- [STATED PROBLEM]: Rewrite the entries below with each "Drill Targets" replaced by "Drilling Targets" and every other part left unchanged. Leave out the pictures.

- [DATA FOR THIS TASK]:
##########

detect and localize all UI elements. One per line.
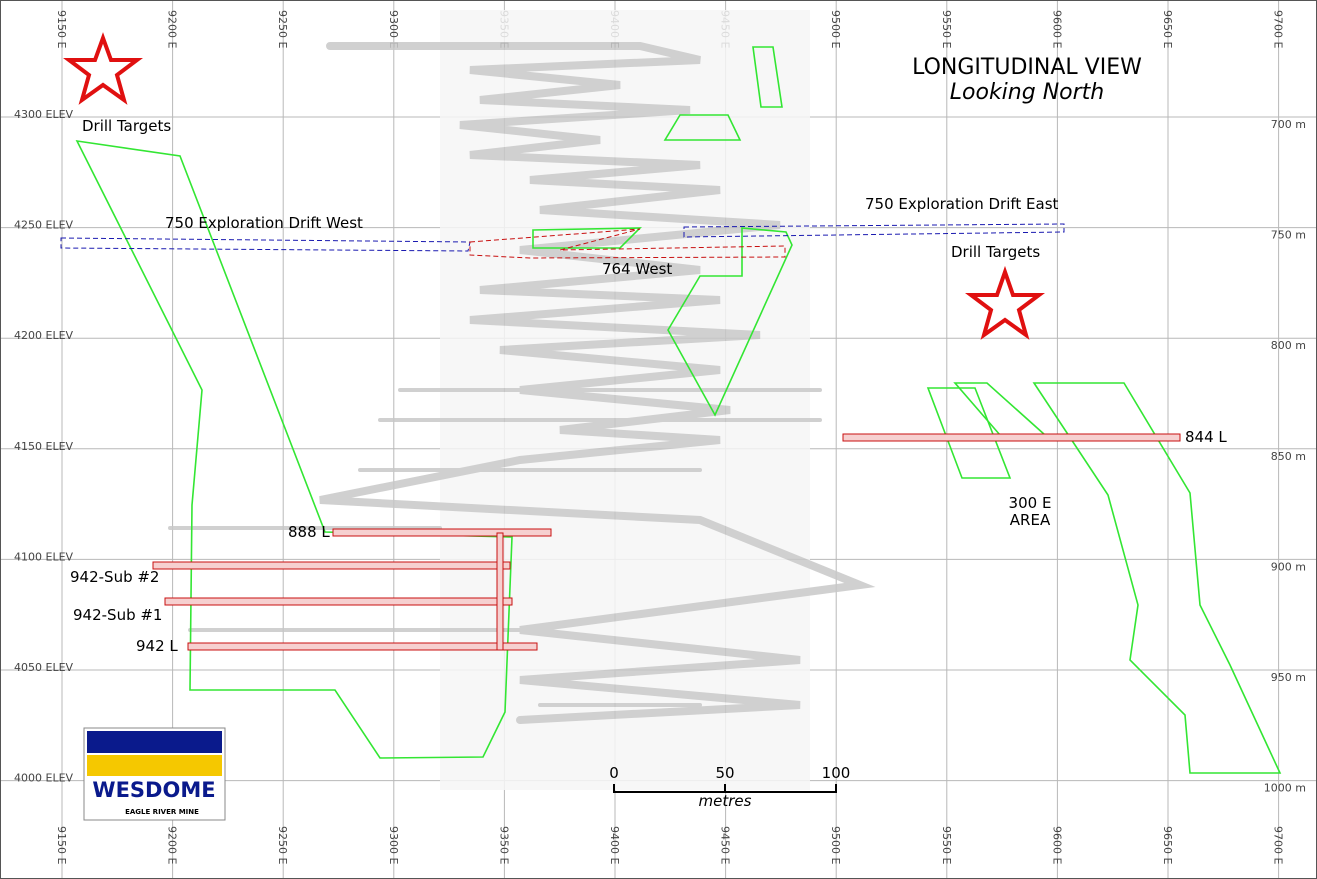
zone	[752, 46, 783, 108]
star	[63, 32, 143, 105]
elevation-label: 4200 ELEV	[14, 329, 74, 342]
level-drift	[187, 642, 538, 651]
easting-label: 9600 E	[1050, 10, 1063, 48]
depth-label: 700 m	[1271, 118, 1306, 131]
annotation: 750 Exploration Drift East	[865, 195, 1059, 213]
zone	[1032, 382, 1282, 774]
easting-label: 9250 E	[276, 10, 289, 48]
elevation-label: 4050 ELEV	[14, 661, 74, 674]
annotation: 888 L	[288, 523, 330, 541]
elevation-label: 4300 ELEV	[14, 108, 74, 121]
easting-label: 9550 E	[940, 10, 953, 48]
scale-tick: 50	[715, 764, 734, 782]
annotation: Drill Targets	[82, 117, 171, 135]
elevation-label: 4150 ELEV	[14, 440, 74, 453]
level-drift	[842, 433, 1181, 442]
easting-label: 9650 E	[1161, 10, 1174, 48]
easting-label: 9450 E	[719, 826, 732, 864]
depth-label: 900 m	[1271, 560, 1306, 573]
depth-label: 1000 m	[1264, 782, 1306, 795]
easting-label: 9700 E	[1272, 10, 1285, 48]
scale-line	[613, 784, 837, 793]
logo-mine: EAGLE RIVER MINE	[125, 808, 199, 816]
easting-label: 9150 E	[55, 826, 68, 864]
easting-label: 9500 E	[829, 826, 842, 864]
logo-name: WESDOME	[92, 778, 215, 802]
easting-label: 9350 E	[497, 826, 510, 864]
annotation: 942-Sub #1	[73, 606, 162, 624]
depth-label: 750 m	[1271, 229, 1306, 242]
scale-bar: 0 50 100 metres	[609, 764, 850, 810]
annotation: Drill Targets	[951, 243, 1040, 261]
ramp	[319, 42, 876, 724]
easting-label: 9300 E	[387, 10, 400, 48]
annotation: 942-Sub #2	[70, 568, 159, 586]
level-drift	[164, 597, 513, 606]
easting-label: 9200 E	[166, 10, 179, 48]
annotation: 764 West	[602, 260, 672, 278]
easting-label: 9150 E	[55, 10, 68, 48]
annotation: 750 Exploration Drift West	[165, 214, 363, 232]
depth-label: 950 m	[1271, 671, 1306, 684]
title: LONGITUDINAL VIEW	[912, 55, 1142, 80]
depth-label: 850 m	[1271, 450, 1306, 463]
elevation-label: 4000 ELEV	[14, 772, 74, 785]
scale-tick: 100	[822, 764, 851, 782]
easting-label: 9650 E	[1161, 826, 1174, 864]
scale-tick: 0	[609, 764, 619, 782]
exploration-drift	[683, 223, 1065, 238]
easting-label: 9400 E	[608, 826, 621, 864]
annotation: AREA	[1010, 511, 1051, 529]
easting-label: 9550 E	[940, 826, 953, 864]
zone	[75, 139, 513, 759]
elevation-label: 4100 ELEV	[14, 550, 74, 563]
zone	[532, 227, 642, 249]
workings	[168, 10, 876, 790]
level-drift	[332, 528, 552, 537]
drifts	[60, 223, 1181, 651]
scale-unit: metres	[699, 792, 752, 810]
zone	[667, 227, 793, 417]
star	[965, 265, 1045, 340]
depth-label: 800 m	[1271, 339, 1306, 352]
level-drift	[152, 561, 511, 570]
raise	[496, 532, 504, 651]
annotation: 300 E	[1009, 494, 1052, 512]
easting-label: 9200 E	[166, 826, 179, 864]
easting-label: 9500 E	[829, 10, 842, 48]
zones	[75, 46, 1282, 774]
drift-764	[469, 228, 786, 259]
logo-band	[87, 731, 222, 753]
easting-label: 9250 E	[276, 826, 289, 864]
annotation: 942 L	[136, 637, 178, 655]
annotation: 844 L	[1185, 428, 1227, 446]
easting-label: 9300 E	[387, 826, 400, 864]
levels	[168, 388, 822, 707]
subtitle: Looking North	[950, 80, 1104, 105]
zone	[663, 114, 742, 141]
logo: WESDOME EAGLE RIVER MINE	[83, 727, 226, 821]
logo-band	[87, 755, 222, 776]
easting-label: 9700 E	[1272, 826, 1285, 864]
elevation-label: 4250 ELEV	[14, 219, 74, 232]
exploration-drift	[60, 237, 471, 252]
easting-label: 9600 E	[1050, 826, 1063, 864]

##########

- [COMPLETED TASK]:
detect and localize all UI elements. One per line.
zone	[752, 46, 783, 108]
star	[63, 32, 143, 105]
elevation-label: 4200 ELEV	[14, 329, 74, 342]
level-drift	[187, 642, 538, 651]
easting-label: 9600 E	[1050, 10, 1063, 48]
depth-label: 700 m	[1271, 118, 1306, 131]
annotation: 750 Exploration Drift East	[865, 195, 1059, 213]
zone	[1032, 382, 1282, 774]
easting-label: 9250 E	[276, 10, 289, 48]
elevation-label: 4050 ELEV	[14, 661, 74, 674]
annotation: 888 L	[288, 523, 330, 541]
elevation-label: 4300 ELEV	[14, 108, 74, 121]
easting-label: 9550 E	[940, 10, 953, 48]
scale-tick: 50	[715, 764, 734, 782]
annotation: Drilling Targets	[82, 117, 171, 135]
elevation-label: 4150 ELEV	[14, 440, 74, 453]
level-drift	[842, 433, 1181, 442]
easting-label: 9650 E	[1161, 10, 1174, 48]
easting-label: 9450 E	[719, 826, 732, 864]
depth-label: 900 m	[1271, 560, 1306, 573]
depth-label: 1000 m	[1264, 782, 1306, 795]
easting-label: 9700 E	[1272, 10, 1285, 48]
scale-line	[613, 784, 837, 793]
logo-mine: EAGLE RIVER MINE	[125, 808, 199, 816]
easting-label: 9150 E	[55, 826, 68, 864]
easting-label: 9500 E	[829, 826, 842, 864]
logo-name: WESDOME	[92, 778, 215, 802]
easting-label: 9350 E	[497, 826, 510, 864]
annotation: 942-Sub #1	[73, 606, 162, 624]
depth-label: 750 m	[1271, 229, 1306, 242]
scale-bar: 0 50 100 metres	[609, 764, 850, 810]
annotation: Drilling Targets	[951, 243, 1040, 261]
ramp	[319, 42, 876, 724]
easting-label: 9300 E	[387, 10, 400, 48]
annotation: 942-Sub #2	[70, 568, 159, 586]
level-drift	[164, 597, 513, 606]
easting-label: 9200 E	[166, 10, 179, 48]
annotation: 764 West	[602, 260, 672, 278]
easting-label: 9150 E	[55, 10, 68, 48]
annotation: 750 Exploration Drift West	[165, 214, 363, 232]
depth-label: 950 m	[1271, 671, 1306, 684]
title: LONGITUDINAL VIEW	[912, 55, 1142, 80]
depth-label: 850 m	[1271, 450, 1306, 463]
elevation-label: 4000 ELEV	[14, 772, 74, 785]
scale-tick: 100	[822, 764, 851, 782]
easting-label: 9650 E	[1161, 826, 1174, 864]
scale-tick: 0	[609, 764, 619, 782]
exploration-drift	[683, 223, 1065, 238]
easting-label: 9400 E	[608, 826, 621, 864]
annotation: AREA	[1010, 511, 1051, 529]
easting-label: 9550 E	[940, 826, 953, 864]
zone	[75, 139, 513, 759]
elevation-label: 4100 ELEV	[14, 550, 74, 563]
zone	[532, 227, 642, 249]
workings	[168, 10, 876, 790]
level-drift	[332, 528, 552, 537]
drifts	[60, 223, 1181, 651]
scale-unit: metres	[699, 792, 752, 810]
zone	[667, 227, 793, 417]
star	[965, 265, 1045, 340]
depth-label: 800 m	[1271, 339, 1306, 352]
level-drift	[152, 561, 511, 570]
raise	[496, 532, 504, 651]
annotation: 300 E	[1009, 494, 1052, 512]
easting-label: 9200 E	[166, 826, 179, 864]
easting-label: 9500 E	[829, 10, 842, 48]
zones	[75, 46, 1282, 774]
drift-764	[469, 228, 786, 259]
logo-band	[87, 731, 222, 753]
easting-label: 9250 E	[276, 826, 289, 864]
annotation: 942 L	[136, 637, 178, 655]
annotation: 844 L	[1185, 428, 1227, 446]
easting-label: 9300 E	[387, 826, 400, 864]
levels	[168, 388, 822, 707]
subtitle: Looking North	[950, 80, 1104, 105]
zone	[663, 114, 742, 141]
logo: WESDOME EAGLE RIVER MINE	[83, 727, 226, 821]
logo-band	[87, 755, 222, 776]
easting-label: 9700 E	[1272, 826, 1285, 864]
elevation-label: 4250 ELEV	[14, 219, 74, 232]
exploration-drift	[60, 237, 471, 252]
easting-label: 9600 E	[1050, 826, 1063, 864]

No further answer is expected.